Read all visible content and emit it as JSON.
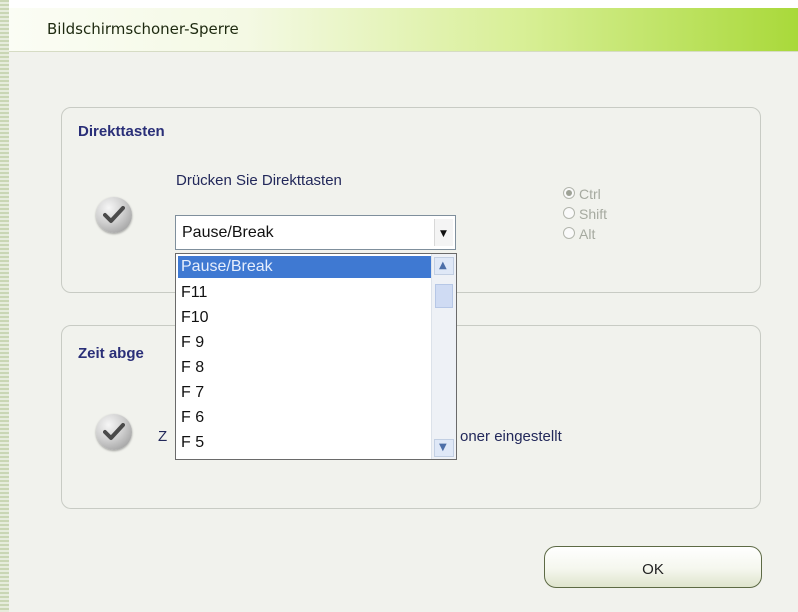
{
  "window": {
    "title": "Bildschirmschoner-Sperre"
  },
  "hotkeys": {
    "group_title": "Direkttasten",
    "prompt": "Drücken Sie Direkttasten",
    "selected_key": "Pause/Break",
    "modifiers": [
      {
        "label": "Ctrl",
        "selected": true
      },
      {
        "label": "Shift",
        "selected": false
      },
      {
        "label": "Alt",
        "selected": false
      }
    ]
  },
  "dropdown": {
    "options": [
      "Pause/Break",
      "F11",
      "F10",
      "F 9",
      "F 8",
      "F 7",
      "F 6",
      "F 5"
    ],
    "highlighted_index": 0
  },
  "timeout": {
    "group_title_visible": "Zeit abge",
    "text_left": "Z",
    "text_right": "oner eingestellt"
  },
  "buttons": {
    "ok": "OK"
  },
  "icons": {
    "check": "check-icon",
    "dropdown_arrow": "chevron-down-icon",
    "scroll_up": "chevron-up-icon",
    "scroll_down": "chevron-down-icon"
  }
}
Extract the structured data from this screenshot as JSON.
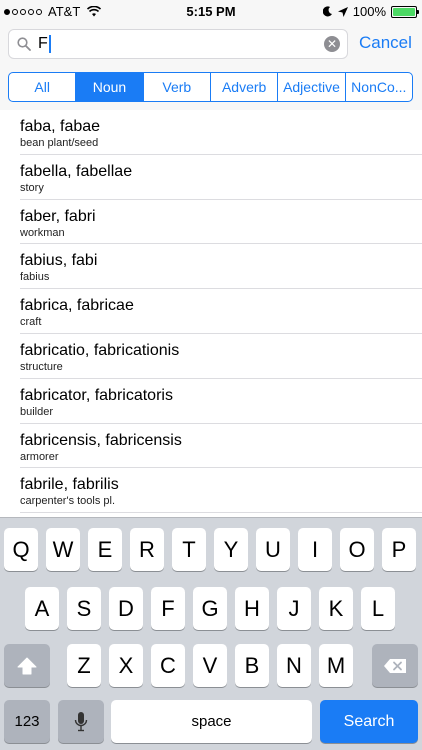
{
  "status_bar": {
    "carrier": "AT&T",
    "time": "5:15 PM",
    "battery": "100%",
    "signal_dots": 1
  },
  "search": {
    "value": "F"
  },
  "cancel_label": "Cancel",
  "segments": [
    {
      "label": "All",
      "active": false
    },
    {
      "label": "Noun",
      "active": true
    },
    {
      "label": "Verb",
      "active": false
    },
    {
      "label": "Adverb",
      "active": false
    },
    {
      "label": "Adjective",
      "active": false
    },
    {
      "label": "NonCo...",
      "active": false
    }
  ],
  "results": [
    {
      "term": "faba, fabae",
      "definition": "bean plant/seed"
    },
    {
      "term": "fabella, fabellae",
      "definition": "story"
    },
    {
      "term": "faber, fabri",
      "definition": "workman"
    },
    {
      "term": "fabius, fabi",
      "definition": "fabius"
    },
    {
      "term": "fabrica, fabricae",
      "definition": "craft"
    },
    {
      "term": "fabricatio, fabricationis",
      "definition": "structure"
    },
    {
      "term": "fabricator, fabricatoris",
      "definition": "builder"
    },
    {
      "term": "fabricensis, fabricensis",
      "definition": "armorer"
    },
    {
      "term": "fabrile, fabrilis",
      "definition": "carpenter's tools pl."
    }
  ],
  "keyboard": {
    "row1": [
      "Q",
      "W",
      "E",
      "R",
      "T",
      "Y",
      "U",
      "I",
      "O",
      "P"
    ],
    "row2": [
      "A",
      "S",
      "D",
      "F",
      "G",
      "H",
      "J",
      "K",
      "L"
    ],
    "row3": [
      "Z",
      "X",
      "C",
      "V",
      "B",
      "N",
      "M"
    ],
    "numbers_label": "123",
    "space_label": "space",
    "search_label": "Search"
  },
  "colors": {
    "accent": "#1a7cf5",
    "battery": "#4cd964"
  }
}
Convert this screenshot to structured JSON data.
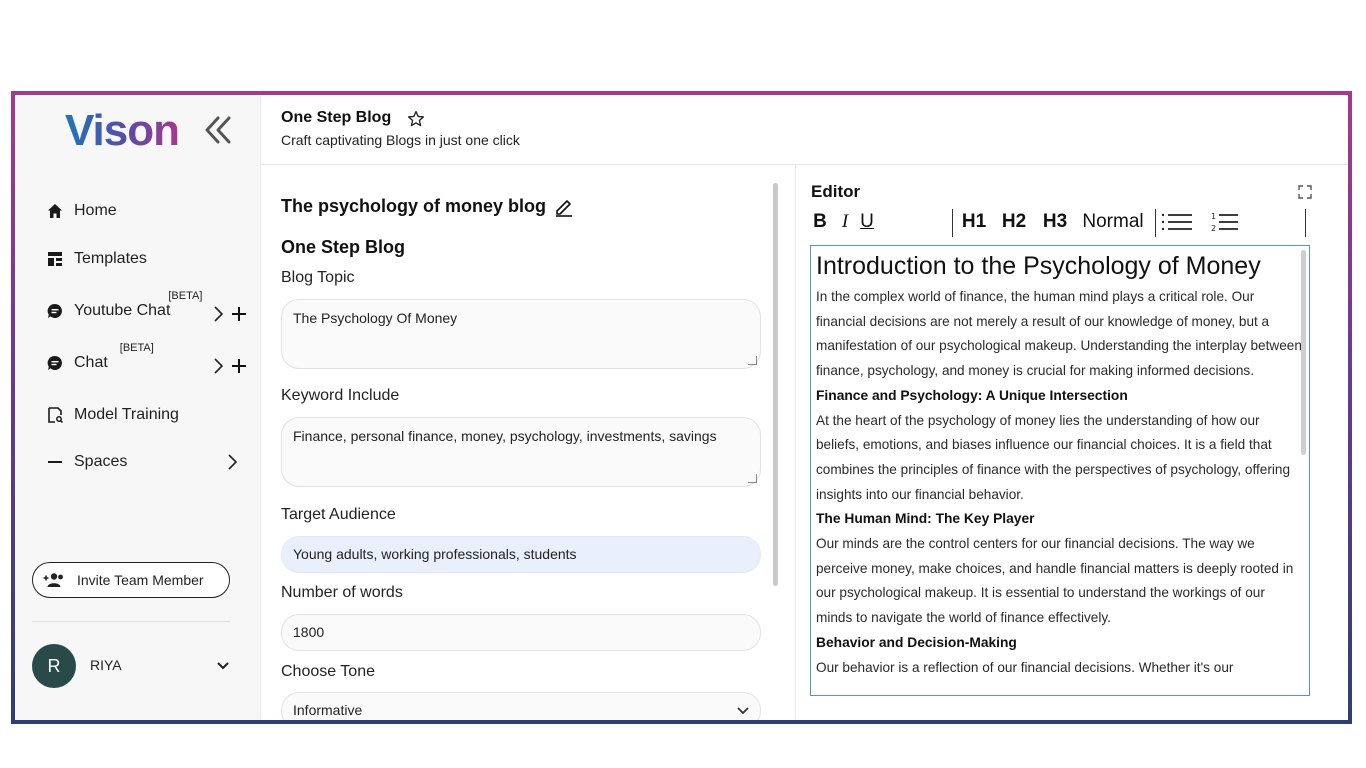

WHAT IS EXPECTED: Go back to the records above and write them out exactly, without the pictures.

WRITTEN ANSWER:
Read all visible content and emit it as JSON.
{
  "window": {
    "title": "Bildschirmschoner-Sperre"
  },
  "hotkeys": {
    "group_title": "Direkttasten",
    "prompt": "Drücken Sie Direkttasten",
    "selected_key": "Pause/Break",
    "modifiers": [
      {
        "label": "Ctrl",
        "selected": true
      },
      {
        "label": "Shift",
        "selected": false
      },
      {
        "label": "Alt",
        "selected": false
      }
    ]
  },
  "dropdown": {
    "options": [
      "Pause/Break",
      "F11",
      "F10",
      "F 9",
      "F 8",
      "F 7",
      "F 6",
      "F 5"
    ],
    "highlighted_index": 0
  },
  "timeout": {
    "group_title_visible": "Zeit abge",
    "text_left": "Z",
    "text_right": "oner eingestellt"
  },
  "buttons": {
    "ok": "OK"
  },
  "icons": {
    "check": "check-icon",
    "dropdown_arrow": "chevron-down-icon",
    "scroll_up": "chevron-up-icon",
    "scroll_down": "chevron-down-icon"
  }
}
Extract the structured data from this screenshot as JSON.
{
  "status_bar": {
    "carrier": "AT&T",
    "time": "5:15 PM",
    "battery": "100%",
    "signal_dots": 1
  },
  "search": {
    "value": "F"
  },
  "cancel_label": "Cancel",
  "segments": [
    {
      "label": "All",
      "active": false
    },
    {
      "label": "Noun",
      "active": true
    },
    {
      "label": "Verb",
      "active": false
    },
    {
      "label": "Adverb",
      "active": false
    },
    {
      "label": "Adjective",
      "active": false
    },
    {
      "label": "NonCo...",
      "active": false
    }
  ],
  "results": [
    {
      "term": "faba, fabae",
      "definition": "bean plant/seed"
    },
    {
      "term": "fabella, fabellae",
      "definition": "story"
    },
    {
      "term": "faber, fabri",
      "definition": "workman"
    },
    {
      "term": "fabius, fabi",
      "definition": "fabius"
    },
    {
      "term": "fabrica, fabricae",
      "definition": "craft"
    },
    {
      "term": "fabricatio, fabricationis",
      "definition": "structure"
    },
    {
      "term": "fabricator, fabricatoris",
      "definition": "builder"
    },
    {
      "term": "fabricensis, fabricensis",
      "definition": "armorer"
    },
    {
      "term": "fabrile, fabrilis",
      "definition": "carpenter's tools pl."
    }
  ],
  "keyboard": {
    "row1": [
      "Q",
      "W",
      "E",
      "R",
      "T",
      "Y",
      "U",
      "I",
      "O",
      "P"
    ],
    "row2": [
      "A",
      "S",
      "D",
      "F",
      "G",
      "H",
      "J",
      "K",
      "L"
    ],
    "row3": [
      "Z",
      "X",
      "C",
      "V",
      "B",
      "N",
      "M"
    ],
    "numbers_label": "123",
    "space_label": "space",
    "search_label": "Search"
  },
  "colors": {
    "accent": "#1a7cf5",
    "battery": "#4cd964"
  }
}
Convert this screenshot to structured JSON data.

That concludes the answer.